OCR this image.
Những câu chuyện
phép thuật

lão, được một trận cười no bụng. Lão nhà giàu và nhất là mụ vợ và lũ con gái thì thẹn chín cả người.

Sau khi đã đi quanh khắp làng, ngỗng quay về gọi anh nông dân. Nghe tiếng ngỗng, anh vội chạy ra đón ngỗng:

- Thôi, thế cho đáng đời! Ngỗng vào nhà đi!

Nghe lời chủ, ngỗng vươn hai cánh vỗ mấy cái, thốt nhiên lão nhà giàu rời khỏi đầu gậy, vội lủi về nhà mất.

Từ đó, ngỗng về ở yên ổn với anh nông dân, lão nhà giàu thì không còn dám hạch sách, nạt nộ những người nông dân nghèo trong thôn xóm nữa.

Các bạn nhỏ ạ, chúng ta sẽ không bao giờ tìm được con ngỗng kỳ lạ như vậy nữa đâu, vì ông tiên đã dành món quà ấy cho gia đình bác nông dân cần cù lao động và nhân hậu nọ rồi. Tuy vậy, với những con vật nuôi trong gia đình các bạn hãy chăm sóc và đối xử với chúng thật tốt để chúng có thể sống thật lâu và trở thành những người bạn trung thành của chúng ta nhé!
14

_ _ _ _ _

▸ **Prompt**: Go through the records above, find every line with the word "Nghe", and list those lines.

▸ **Output of the task**:
Sau khi đã đi quanh khắp làng, ngỗng quay về gọi anh nông dân. Nghe tiếng ngỗng, anh vội chạy ra đón ngỗng:
Nghe lời chủ, ngỗng vươn hai cánh vỗ mấy cái, thốt nhiên lão nhà giàu rời khỏi đầu gậy, vội lủi về nhà mất.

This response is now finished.